RECORDED DATA
☆ ☆ ☆ ☆ ☆ ☆ ☆
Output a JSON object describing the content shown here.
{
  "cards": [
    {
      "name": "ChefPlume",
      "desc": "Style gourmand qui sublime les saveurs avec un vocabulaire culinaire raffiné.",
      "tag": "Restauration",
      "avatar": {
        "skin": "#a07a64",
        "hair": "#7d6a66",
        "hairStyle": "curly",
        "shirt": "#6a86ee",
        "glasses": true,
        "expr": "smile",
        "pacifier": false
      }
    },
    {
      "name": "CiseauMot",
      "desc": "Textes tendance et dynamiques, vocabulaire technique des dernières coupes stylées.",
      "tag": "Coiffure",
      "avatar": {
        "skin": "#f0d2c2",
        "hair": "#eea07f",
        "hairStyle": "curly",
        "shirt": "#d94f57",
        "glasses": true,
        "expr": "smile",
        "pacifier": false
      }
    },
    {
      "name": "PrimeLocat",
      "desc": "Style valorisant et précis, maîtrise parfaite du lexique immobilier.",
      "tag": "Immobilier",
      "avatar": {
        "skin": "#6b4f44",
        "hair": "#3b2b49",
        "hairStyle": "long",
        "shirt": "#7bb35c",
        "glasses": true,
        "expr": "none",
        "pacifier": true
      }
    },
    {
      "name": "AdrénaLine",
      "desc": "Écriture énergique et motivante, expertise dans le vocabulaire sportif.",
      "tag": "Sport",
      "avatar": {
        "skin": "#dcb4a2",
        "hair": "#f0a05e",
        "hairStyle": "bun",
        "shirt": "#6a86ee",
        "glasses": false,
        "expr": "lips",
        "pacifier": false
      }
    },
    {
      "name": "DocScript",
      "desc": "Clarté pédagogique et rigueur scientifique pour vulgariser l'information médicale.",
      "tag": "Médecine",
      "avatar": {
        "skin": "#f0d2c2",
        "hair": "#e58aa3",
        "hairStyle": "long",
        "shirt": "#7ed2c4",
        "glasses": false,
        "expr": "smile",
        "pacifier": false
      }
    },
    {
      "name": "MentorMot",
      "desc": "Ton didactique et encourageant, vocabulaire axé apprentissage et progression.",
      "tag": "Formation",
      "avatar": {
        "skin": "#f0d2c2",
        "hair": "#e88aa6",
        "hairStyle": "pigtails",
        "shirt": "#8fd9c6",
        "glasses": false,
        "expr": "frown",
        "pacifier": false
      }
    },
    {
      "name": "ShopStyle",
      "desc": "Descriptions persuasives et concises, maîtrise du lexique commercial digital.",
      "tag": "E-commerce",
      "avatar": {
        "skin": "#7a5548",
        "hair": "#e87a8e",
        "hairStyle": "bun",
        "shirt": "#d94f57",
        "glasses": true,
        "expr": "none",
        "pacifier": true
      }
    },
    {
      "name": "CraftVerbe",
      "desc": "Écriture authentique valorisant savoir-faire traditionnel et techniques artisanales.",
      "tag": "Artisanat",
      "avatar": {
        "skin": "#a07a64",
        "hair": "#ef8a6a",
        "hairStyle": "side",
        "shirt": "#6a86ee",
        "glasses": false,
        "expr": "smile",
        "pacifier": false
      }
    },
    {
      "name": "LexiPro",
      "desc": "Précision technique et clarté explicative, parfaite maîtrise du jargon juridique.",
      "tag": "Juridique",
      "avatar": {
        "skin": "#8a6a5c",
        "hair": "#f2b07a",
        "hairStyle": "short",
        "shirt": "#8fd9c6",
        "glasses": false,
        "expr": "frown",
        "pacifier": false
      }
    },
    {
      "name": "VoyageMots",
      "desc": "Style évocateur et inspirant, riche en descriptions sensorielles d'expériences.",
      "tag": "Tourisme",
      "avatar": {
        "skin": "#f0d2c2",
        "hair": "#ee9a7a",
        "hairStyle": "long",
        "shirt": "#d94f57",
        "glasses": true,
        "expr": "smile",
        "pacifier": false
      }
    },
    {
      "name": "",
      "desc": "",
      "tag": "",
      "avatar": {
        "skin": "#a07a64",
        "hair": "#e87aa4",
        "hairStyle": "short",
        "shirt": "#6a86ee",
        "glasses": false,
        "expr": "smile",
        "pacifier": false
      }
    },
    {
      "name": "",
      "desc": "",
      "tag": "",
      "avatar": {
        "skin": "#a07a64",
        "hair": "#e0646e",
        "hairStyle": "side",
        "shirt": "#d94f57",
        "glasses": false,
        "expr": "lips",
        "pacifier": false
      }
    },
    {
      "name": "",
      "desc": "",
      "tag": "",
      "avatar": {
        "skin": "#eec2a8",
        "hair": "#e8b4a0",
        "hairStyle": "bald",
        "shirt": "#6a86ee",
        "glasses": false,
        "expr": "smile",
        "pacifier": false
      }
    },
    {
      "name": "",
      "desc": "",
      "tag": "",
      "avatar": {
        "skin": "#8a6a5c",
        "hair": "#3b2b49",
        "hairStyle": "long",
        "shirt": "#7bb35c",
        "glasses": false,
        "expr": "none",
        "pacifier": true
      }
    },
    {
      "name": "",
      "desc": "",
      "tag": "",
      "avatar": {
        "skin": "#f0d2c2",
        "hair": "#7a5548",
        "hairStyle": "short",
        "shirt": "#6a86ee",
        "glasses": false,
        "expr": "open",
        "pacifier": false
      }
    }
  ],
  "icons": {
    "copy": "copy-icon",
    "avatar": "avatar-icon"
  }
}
☆ ☆ ☆ ☆ ☆ ☆ ☆
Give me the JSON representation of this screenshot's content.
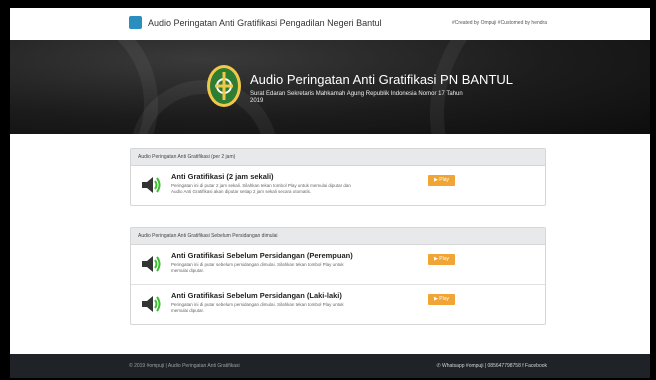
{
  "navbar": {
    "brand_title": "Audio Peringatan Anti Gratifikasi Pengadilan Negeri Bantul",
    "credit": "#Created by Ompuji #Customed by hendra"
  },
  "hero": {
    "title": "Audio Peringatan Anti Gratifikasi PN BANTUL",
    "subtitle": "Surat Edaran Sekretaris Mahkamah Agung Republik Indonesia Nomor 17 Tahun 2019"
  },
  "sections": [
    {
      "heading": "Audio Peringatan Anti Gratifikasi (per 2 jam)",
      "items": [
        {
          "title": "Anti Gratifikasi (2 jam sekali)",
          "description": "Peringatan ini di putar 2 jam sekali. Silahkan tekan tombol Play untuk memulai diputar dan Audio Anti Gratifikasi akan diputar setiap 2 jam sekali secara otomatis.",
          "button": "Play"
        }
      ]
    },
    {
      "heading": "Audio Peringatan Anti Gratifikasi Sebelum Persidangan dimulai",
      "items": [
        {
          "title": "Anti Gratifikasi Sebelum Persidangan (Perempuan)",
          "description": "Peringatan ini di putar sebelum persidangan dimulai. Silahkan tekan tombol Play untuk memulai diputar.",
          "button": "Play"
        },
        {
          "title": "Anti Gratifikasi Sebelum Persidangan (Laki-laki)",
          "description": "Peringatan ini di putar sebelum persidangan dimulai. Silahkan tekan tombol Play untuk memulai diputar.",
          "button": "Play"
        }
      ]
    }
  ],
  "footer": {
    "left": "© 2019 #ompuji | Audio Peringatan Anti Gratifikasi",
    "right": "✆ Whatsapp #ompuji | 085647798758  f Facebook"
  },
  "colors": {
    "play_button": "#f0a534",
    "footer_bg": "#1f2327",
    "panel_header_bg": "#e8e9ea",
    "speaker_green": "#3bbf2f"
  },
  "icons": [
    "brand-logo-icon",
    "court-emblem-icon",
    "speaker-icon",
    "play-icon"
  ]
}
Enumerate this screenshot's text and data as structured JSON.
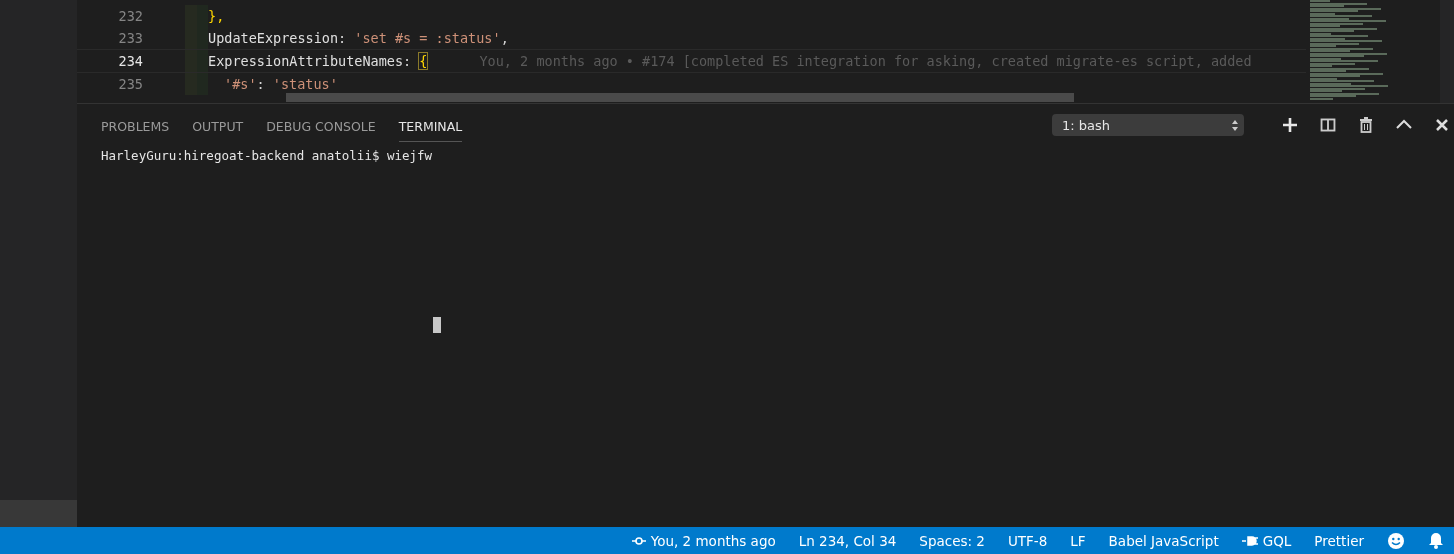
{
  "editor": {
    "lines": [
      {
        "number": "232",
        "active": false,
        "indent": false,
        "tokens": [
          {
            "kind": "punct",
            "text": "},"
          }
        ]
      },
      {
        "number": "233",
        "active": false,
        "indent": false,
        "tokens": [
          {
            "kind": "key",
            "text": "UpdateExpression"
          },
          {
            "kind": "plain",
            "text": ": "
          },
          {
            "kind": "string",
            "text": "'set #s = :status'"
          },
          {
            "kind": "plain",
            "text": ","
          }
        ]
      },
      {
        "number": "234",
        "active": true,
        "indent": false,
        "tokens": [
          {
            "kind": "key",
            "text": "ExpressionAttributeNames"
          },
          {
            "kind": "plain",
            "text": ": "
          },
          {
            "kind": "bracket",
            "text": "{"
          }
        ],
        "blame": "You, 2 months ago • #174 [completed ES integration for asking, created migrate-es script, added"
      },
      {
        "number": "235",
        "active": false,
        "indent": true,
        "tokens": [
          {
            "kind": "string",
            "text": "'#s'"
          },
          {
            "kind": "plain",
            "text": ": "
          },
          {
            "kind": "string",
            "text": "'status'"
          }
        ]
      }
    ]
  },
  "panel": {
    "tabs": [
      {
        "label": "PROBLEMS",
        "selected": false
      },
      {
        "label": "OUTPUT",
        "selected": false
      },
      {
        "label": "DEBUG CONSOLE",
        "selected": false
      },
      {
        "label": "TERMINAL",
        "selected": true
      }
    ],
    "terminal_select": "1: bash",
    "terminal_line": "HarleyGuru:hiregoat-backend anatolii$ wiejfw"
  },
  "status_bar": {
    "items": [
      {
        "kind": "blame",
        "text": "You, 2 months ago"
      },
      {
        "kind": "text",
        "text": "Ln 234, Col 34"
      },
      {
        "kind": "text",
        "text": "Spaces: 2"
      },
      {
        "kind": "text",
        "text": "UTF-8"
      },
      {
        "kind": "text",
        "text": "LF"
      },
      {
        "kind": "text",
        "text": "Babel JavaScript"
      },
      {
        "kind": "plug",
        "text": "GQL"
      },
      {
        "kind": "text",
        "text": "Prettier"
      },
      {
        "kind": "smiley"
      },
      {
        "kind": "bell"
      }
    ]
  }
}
☆ ☆ ☆ ☆ ☆ ☆ ☆
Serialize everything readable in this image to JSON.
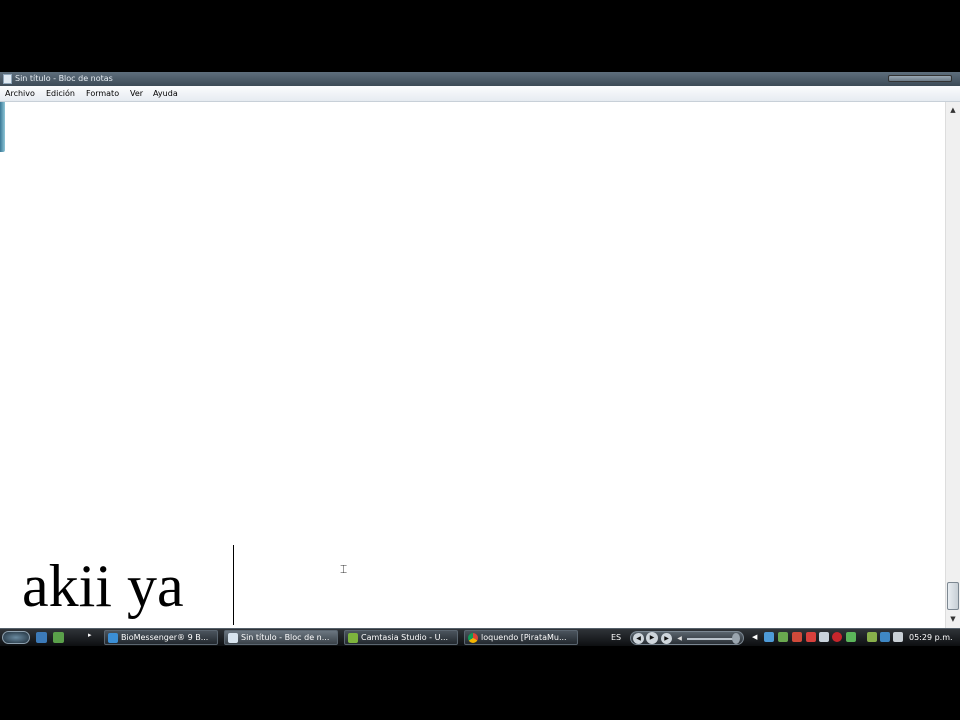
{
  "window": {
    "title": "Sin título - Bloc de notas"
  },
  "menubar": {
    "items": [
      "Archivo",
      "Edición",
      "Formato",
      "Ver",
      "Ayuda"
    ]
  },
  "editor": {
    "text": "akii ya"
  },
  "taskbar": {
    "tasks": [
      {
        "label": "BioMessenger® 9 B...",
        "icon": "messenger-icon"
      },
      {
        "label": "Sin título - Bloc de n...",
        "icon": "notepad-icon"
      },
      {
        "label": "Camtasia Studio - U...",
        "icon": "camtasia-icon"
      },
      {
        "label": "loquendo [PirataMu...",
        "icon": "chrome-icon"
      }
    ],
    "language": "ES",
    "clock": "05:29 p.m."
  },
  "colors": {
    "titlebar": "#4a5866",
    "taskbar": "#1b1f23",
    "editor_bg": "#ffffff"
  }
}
☆ ☆ ☆ ☆ ☆ ☆ ☆
A line counts if it holds the word "screenshot". Work out how many lines in the listing count, and give only that number.

2